#### [REQUIRED TASK]
Tally the lines in the records underneath that contain the string "title", and state the figure by itself.

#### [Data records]

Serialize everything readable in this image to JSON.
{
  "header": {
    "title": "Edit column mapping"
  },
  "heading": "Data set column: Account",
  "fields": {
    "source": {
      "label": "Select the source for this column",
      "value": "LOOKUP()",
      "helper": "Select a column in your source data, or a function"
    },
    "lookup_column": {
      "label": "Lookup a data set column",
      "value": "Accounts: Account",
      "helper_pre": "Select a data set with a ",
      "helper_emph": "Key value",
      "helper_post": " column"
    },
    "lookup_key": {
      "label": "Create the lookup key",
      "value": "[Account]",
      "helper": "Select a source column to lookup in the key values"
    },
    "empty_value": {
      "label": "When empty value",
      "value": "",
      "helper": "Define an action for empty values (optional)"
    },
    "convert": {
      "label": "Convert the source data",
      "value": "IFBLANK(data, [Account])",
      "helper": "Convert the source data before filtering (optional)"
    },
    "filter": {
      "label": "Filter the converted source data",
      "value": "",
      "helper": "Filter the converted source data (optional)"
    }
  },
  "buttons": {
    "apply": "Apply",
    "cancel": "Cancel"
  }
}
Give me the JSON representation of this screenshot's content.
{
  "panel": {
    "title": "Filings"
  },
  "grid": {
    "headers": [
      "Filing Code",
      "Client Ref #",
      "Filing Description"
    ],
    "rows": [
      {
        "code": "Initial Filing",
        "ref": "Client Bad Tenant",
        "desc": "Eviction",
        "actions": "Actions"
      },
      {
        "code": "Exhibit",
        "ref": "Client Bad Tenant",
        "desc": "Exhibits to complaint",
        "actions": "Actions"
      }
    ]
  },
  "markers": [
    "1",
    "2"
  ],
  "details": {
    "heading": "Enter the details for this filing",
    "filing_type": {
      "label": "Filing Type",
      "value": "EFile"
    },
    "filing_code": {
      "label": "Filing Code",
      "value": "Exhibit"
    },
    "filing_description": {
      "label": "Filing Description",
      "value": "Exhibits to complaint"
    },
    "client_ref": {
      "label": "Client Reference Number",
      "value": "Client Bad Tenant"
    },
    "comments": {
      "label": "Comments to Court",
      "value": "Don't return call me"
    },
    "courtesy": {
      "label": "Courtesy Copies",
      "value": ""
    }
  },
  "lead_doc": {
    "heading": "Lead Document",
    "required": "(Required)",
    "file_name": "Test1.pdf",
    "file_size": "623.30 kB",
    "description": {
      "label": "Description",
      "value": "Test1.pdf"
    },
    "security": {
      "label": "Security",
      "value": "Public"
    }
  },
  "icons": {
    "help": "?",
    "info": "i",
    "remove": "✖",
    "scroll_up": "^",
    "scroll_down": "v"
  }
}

#### [EXERCISE OUTPUT]
2